- [Page]:
Dear Mr. Knell,
My name is Robert Grillo and I am the executive director of Free from Harm, a nonprofit organization that empowers the conscious, vegetarian and vegan community. Freefromharm.org attracts a monthly average of 30,000 – 65,000 visitors per month and an active Facebook page with over 3,100 fans from around the world.
As Thanksgiving quickly approaches, I’d like to encourage NPR to promote animal-free dining ideas for the Thanksgiving holiday as well as respect and reverence for the bird that is the symbol of this national holiday: the turkey.
In the past, I have been deeply disappointed to hear NPR speak disparagingly and disrespectfully about these grossly misunderstood birds. Do you agree that media sources with integrity — NPR, for one — have the responsibility to challenge ridiculous stereotypes rather than pander to them? If so, then I thank you in advance for taking the higher ground by appealing to your audience’s sense of humanity, ethics, and respect for these highly-intelligent, highly-sentient, complex creatures.
I might suggest that you visit or interview sanctuaries like Animal Place, Woodstock Farm Animal Sanctuary or United Poultry Concerns where some lucky turkeys have been granted a second chance at life, after being rescued from the poultry industry. These birds, given an opportunity to express their true nature on sanctuaries, have names and unique personalities just like our beloved companion animals!

- [Given instruction A]:
In the records, rewrite the lines from the line with "Give me the" to the line with "interval-label: 11.51 bbox=[513, 838, 522, 861]", replacing "elevation-label" with "height-label" and keeping everything else the same.

- [Dataset records]:
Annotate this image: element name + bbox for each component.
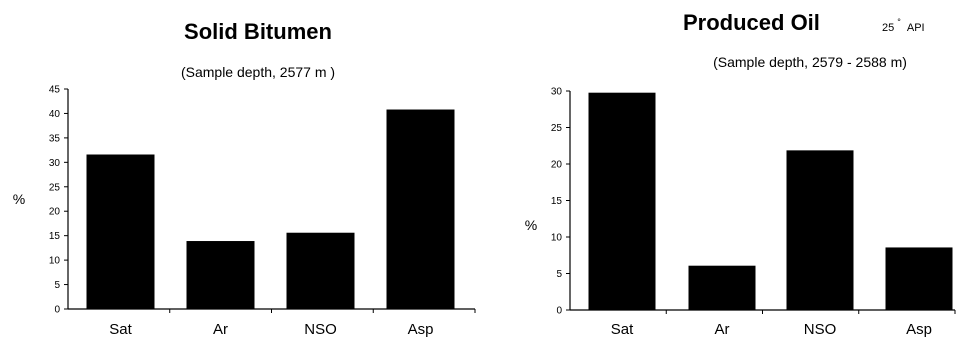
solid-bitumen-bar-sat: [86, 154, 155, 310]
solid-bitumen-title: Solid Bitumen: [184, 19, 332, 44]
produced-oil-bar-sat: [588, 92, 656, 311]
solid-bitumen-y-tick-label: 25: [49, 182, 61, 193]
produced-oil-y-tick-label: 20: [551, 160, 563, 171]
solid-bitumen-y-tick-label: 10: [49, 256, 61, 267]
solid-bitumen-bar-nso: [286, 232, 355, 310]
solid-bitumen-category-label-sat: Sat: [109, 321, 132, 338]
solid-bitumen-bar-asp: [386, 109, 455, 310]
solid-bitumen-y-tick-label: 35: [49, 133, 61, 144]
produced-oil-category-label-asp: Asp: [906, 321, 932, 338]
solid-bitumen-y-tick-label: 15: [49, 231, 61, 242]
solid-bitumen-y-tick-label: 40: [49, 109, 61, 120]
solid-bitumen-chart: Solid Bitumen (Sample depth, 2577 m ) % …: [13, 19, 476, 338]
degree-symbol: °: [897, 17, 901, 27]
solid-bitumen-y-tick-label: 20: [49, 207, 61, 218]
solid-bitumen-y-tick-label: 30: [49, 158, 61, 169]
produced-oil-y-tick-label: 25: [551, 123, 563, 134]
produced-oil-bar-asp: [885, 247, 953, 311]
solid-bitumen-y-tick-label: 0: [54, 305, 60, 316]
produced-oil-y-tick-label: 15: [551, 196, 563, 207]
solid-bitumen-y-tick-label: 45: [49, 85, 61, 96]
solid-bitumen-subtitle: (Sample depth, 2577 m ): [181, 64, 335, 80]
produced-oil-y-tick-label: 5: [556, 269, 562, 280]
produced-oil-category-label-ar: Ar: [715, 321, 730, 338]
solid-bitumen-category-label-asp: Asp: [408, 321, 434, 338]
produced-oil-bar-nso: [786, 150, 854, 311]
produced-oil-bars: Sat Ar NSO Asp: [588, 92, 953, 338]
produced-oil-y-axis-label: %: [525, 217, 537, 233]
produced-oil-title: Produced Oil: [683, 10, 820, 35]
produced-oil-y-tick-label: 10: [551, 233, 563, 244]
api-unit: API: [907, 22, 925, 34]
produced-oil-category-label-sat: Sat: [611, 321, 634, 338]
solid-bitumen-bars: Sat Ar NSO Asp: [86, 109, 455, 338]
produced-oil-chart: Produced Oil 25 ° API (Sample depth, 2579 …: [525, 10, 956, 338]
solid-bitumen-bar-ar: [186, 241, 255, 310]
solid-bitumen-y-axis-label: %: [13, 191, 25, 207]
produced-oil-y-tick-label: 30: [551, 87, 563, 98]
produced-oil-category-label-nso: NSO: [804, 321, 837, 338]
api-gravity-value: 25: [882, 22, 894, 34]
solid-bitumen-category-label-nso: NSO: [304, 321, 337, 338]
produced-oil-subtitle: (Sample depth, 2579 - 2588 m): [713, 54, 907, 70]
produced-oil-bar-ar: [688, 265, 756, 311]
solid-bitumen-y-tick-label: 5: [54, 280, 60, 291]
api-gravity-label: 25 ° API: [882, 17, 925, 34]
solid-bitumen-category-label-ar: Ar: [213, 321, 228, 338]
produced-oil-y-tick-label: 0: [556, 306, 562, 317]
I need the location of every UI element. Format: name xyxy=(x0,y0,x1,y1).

...

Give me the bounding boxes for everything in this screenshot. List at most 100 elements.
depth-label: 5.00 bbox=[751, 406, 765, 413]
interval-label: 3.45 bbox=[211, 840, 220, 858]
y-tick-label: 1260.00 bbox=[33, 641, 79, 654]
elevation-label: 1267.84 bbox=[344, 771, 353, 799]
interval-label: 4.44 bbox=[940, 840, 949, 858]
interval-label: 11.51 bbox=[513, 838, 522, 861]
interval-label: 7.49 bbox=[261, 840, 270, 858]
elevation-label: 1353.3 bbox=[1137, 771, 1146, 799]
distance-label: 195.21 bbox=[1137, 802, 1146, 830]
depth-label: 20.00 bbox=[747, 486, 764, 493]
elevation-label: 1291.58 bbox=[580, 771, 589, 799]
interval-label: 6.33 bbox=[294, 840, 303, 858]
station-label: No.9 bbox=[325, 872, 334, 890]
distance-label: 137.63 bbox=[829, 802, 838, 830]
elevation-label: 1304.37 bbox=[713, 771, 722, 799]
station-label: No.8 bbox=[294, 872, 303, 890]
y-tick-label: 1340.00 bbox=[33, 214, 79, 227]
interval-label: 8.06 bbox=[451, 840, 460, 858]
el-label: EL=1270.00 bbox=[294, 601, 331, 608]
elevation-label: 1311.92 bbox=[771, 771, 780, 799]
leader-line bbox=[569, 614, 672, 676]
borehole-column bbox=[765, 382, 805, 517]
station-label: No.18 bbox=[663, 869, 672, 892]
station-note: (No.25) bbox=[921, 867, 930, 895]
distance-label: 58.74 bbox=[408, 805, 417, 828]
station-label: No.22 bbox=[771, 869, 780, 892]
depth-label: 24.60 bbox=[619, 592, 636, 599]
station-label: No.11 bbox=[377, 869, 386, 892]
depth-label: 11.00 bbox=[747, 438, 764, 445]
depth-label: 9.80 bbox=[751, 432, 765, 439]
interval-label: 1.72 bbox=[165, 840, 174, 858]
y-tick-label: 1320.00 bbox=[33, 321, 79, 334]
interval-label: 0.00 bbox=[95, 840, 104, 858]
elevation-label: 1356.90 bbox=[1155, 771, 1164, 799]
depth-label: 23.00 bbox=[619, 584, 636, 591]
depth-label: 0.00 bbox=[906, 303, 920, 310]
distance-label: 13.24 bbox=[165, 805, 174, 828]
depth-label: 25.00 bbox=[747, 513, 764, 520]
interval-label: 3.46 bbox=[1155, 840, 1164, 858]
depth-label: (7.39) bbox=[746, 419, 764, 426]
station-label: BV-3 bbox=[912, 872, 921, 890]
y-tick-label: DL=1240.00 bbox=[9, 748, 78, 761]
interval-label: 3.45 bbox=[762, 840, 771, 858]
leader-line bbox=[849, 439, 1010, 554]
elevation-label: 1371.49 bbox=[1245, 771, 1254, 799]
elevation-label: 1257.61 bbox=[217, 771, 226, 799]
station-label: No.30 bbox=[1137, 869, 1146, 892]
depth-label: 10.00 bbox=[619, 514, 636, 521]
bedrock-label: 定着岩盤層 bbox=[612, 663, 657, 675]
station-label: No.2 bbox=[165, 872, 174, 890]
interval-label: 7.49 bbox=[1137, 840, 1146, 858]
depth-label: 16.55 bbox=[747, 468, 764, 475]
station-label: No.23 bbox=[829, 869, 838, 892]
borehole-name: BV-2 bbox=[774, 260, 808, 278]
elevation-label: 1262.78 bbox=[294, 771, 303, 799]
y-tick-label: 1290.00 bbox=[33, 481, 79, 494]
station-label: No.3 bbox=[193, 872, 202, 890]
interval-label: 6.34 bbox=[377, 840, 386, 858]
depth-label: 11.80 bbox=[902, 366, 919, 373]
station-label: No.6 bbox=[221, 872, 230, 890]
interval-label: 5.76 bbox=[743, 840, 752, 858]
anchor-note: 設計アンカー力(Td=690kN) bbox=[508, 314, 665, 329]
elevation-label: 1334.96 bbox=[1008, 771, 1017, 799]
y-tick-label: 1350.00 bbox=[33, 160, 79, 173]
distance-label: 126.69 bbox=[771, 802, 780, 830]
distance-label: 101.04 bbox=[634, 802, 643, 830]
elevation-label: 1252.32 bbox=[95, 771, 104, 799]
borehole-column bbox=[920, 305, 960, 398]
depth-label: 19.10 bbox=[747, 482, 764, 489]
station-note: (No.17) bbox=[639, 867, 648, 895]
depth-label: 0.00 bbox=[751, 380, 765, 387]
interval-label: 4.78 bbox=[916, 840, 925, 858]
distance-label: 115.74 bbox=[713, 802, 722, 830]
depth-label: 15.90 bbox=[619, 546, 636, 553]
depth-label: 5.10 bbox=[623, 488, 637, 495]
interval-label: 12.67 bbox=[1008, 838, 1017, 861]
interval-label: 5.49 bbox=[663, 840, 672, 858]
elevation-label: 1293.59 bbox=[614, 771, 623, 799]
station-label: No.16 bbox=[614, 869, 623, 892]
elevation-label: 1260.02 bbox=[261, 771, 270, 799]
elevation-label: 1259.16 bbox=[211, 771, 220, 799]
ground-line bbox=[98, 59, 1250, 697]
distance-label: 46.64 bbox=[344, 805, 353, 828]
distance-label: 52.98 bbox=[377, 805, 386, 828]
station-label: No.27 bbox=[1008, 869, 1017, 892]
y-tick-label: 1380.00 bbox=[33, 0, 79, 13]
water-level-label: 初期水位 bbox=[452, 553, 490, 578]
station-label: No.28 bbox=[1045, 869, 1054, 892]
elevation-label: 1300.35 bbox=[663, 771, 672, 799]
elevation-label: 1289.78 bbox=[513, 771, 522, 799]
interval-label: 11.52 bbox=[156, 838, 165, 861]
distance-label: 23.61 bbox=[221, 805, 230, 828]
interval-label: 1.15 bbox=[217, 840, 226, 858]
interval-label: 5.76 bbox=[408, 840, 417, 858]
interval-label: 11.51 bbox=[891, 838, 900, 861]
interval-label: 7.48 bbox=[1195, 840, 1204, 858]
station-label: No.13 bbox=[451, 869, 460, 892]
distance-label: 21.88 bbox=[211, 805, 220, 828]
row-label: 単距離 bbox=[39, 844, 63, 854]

* * *

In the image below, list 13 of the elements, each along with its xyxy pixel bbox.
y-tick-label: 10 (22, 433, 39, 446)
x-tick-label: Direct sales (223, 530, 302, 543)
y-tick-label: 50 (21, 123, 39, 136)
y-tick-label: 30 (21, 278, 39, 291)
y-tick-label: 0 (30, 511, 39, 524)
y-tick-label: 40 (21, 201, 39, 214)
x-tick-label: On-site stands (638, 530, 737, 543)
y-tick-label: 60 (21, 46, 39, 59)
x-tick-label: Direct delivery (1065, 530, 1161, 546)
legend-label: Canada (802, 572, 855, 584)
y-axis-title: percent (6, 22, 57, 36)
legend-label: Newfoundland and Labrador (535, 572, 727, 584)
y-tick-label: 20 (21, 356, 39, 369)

- [Given instruction B]:
Reproduce the letter word for word from "In the past, I" to "highly-sentient, complex creatures.".

- [Response A]:
Give me the bounding boxes for everything in this screenshot. List at most 100 elements.
depth-label: 5.00 bbox=[751, 406, 765, 413]
interval-label: 3.45 bbox=[211, 840, 220, 858]
y-tick-label: 1260.00 bbox=[33, 641, 79, 654]
height-label: 1267.84 bbox=[344, 771, 353, 799]
interval-label: 4.44 bbox=[940, 840, 949, 858]
interval-label: 11.51 bbox=[513, 838, 522, 861]

- [Response B]:
In the past, I have been deeply disappointed to hear NPR speak disparagingly and disrespectfully about these grossly misunderstood birds. Do you agree that media sources with integrity — NPR, for one — have the responsibility to challenge ridiculous stereotypes rather than pander to them? If so, then I thank you in advance for taking the higher ground by appealing to your audience’s sense of humanity, ethics, and respect for these highly-intelligent, highly-sentient, complex creatures.